▸ REQUIREMENT: Copy out every line containing the word "text".

-- START WORKING DATA --

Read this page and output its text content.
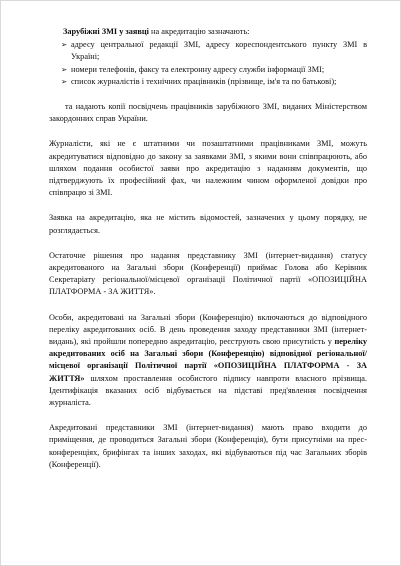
Зарубіжні ЗМІ у заявці на акредитацію зазначають:

➢ адресу центральної редакції ЗМІ, адресу кореспондентського пункту ЗМІ в Україні;
➢ номери телефонів, факсу та електронну адресу служби інформації ЗМІ;
➢ список журналістів і технічних працівників (прізвище, ім'я та по батькові);

та надають копії посвідчень працівників зарубіжного ЗМІ, виданих Міністерством закордонних справ України.

Журналісти, які не є штатними чи позаштатними працівниками ЗМІ, можуть акредитуватися відповідно до закону за заявками ЗМІ, з якими вони співпрацюють, або шляхом подання особистої заяви про акредитацію з наданням документів, що підтверджують їх професійний фах, чи належним чином оформленої довідки про співпрацю зі ЗМІ.

Заявка на акредитацію, яка не містить відомостей, зазначених у цьому порядку, не розглядається.

Остаточне рішення про надання представнику ЗМІ (інтернет-видання) статусу акредитованого на Загальні збори (Конференції) приймає Голова або Керівник Секретаріату регіональної/місцевої організації Політичної партії «ОПОЗИЦІЙНА ПЛАТФОРМА - ЗА ЖИТТЯ».

Особи, акредитовані на Загальні збори (Конференцію) включаються до відповідного переліку акредитованих осіб. В день проведення заходу представники ЗМІ (інтернет-видань), які пройшли попередню акредитацію, реєструють свою присутність у переліку акредитованих осіб на Загальні збори (Конференцію) відповідної регіональної/місцевої організації Політичної партії «ОПОЗИЦІЙНА ПЛАТФОРМА - ЗА ЖИТТЯ» шляхом проставлення особистого підпису навпроти власного прізвища. Ідентифікація вказаних осіб відбувається на підставі пред'явлення посвідчення журналіста.

Акредитовані представники ЗМІ (інтернет-видання) мають право входити до приміщення, де проводиться Загальні збори (Конференція), бути присутніми на прес-конференціях, брифінгах та інших заходах, які відбуваються під час Загальних зборів (Конференції).
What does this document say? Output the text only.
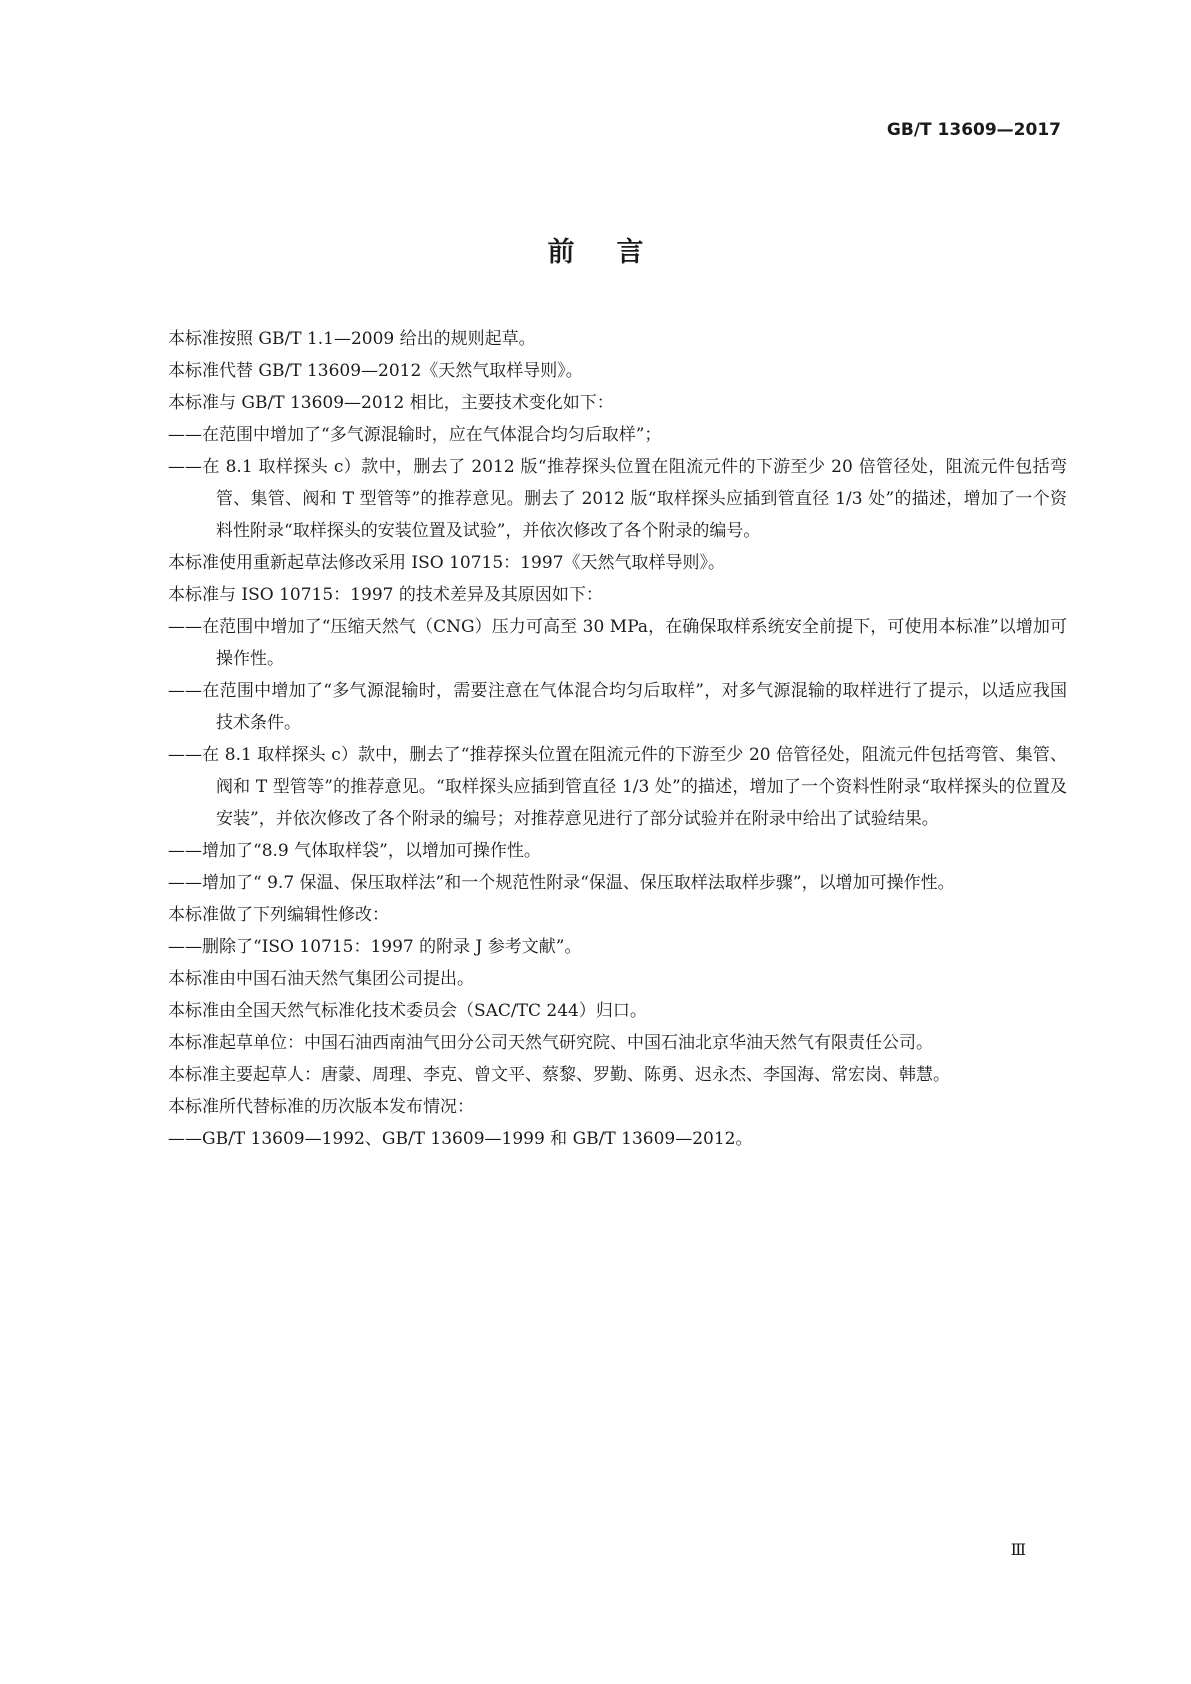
GB/T 13609—2017
前言

本标准按照 GB/T 1.1—2009 给出的规则起草。

本标准代替 GB/T 13609—2012《天然气取样导则》。

本标准与 GB/T 13609—2012 相比，主要技术变化如下：

——在范围中增加了“多气源混输时，应在气体混合均匀后取样”；

——在 8.1 取样探头 c）款中，删去了 2012 版“推荐探头位置在阻流元件的下游至少 20 倍管径处，阻流元件包括弯管、集管、阀和 T 型管等”的推荐意见。删去了 2012 版“取样探头应插到管直径 1/3 处”的描述，增加了一个资料性附录“取样探头的安装位置及试验”，并依次修改了各个附录的编号。

本标准使用重新起草法修改采用 ISO 10715：1997《天然气取样导则》。

本标准与 ISO 10715：1997 的技术差异及其原因如下：

——在范围中增加了“压缩天然气（CNG）压力可高至 30 MPa，在确保取样系统安全前提下，可使用本标准”以增加可操作性。

——在范围中增加了“多气源混输时，需要注意在气体混合均匀后取样”，对多气源混输的取样进行了提示，以适应我国技术条件。

——在 8.1 取样探头 c）款中，删去了“推荐探头位置在阻流元件的下游至少 20 倍管径处，阻流元件包括弯管、集管、阀和 T 型管等”的推荐意见。“取样探头应插到管直径 1/3 处”的描述，增加了一个资料性附录“取样探头的位置及安装”，并依次修改了各个附录的编号；对推荐意见进行了部分试验并在附录中给出了试验结果。

——增加了“8.9 气体取样袋”，以增加可操作性。

——增加了“ 9.7 保温、保压取样法”和一个规范性附录“保温、保压取样法取样步骤”，以增加可操作性。

本标准做了下列编辑性修改：

——删除了“ISO 10715：1997 的附录 J 参考文献”。

本标准由中国石油天然气集团公司提出。

本标准由全国天然气标准化技术委员会（SAC/TC 244）归口。

本标准起草单位：中国石油西南油气田分公司天然气研究院、中国石油北京华油天然气有限责任公司。

本标准主要起草人：唐蒙、周理、李克、曾文平、蔡黎、罗勤、陈勇、迟永杰、李国海、常宏岗、韩慧。

本标准所代替标准的历次版本发布情况：

——GB/T 13609—1992、GB/T 13609—1999 和 GB/T 13609—2012。

Ⅲ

-- END WORKING DATA --

▸ FULL OUTPUT:
Read this page and output its text content.
What does this document say? Output the text only.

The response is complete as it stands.